### GOAL
Go through the listing and return every line with "عليه" in it.

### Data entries
****************************************

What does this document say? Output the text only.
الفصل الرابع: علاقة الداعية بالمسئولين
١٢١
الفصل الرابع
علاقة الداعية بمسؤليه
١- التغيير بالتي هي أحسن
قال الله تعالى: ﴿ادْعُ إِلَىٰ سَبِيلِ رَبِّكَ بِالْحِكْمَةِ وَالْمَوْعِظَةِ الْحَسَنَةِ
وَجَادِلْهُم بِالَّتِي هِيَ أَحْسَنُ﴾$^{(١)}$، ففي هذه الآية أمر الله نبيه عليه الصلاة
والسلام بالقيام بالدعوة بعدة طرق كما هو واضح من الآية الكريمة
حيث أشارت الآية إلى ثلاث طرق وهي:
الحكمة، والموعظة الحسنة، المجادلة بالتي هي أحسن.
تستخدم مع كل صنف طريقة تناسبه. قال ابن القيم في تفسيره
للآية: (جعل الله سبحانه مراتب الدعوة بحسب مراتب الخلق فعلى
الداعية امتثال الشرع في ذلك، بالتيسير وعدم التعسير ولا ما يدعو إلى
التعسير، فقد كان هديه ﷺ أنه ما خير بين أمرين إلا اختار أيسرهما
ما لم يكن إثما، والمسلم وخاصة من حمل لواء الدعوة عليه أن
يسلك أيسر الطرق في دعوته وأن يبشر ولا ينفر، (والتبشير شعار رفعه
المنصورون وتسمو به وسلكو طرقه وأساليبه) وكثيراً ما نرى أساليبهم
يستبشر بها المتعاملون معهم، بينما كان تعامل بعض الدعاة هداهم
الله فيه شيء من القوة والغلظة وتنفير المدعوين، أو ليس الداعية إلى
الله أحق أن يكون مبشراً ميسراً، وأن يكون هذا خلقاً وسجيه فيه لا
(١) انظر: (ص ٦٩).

****************************************

### ANSWER TO THE TASK
وَجَادِلْهُم بِالَّتِي هِيَ أَحْسَنُ﴾$^{(١)}$، ففي هذه الآية أمر الله نبيه عليه الصلاة
ما لم يكن إثما، والمسلم وخاصة من حمل لواء الدعوة عليه أن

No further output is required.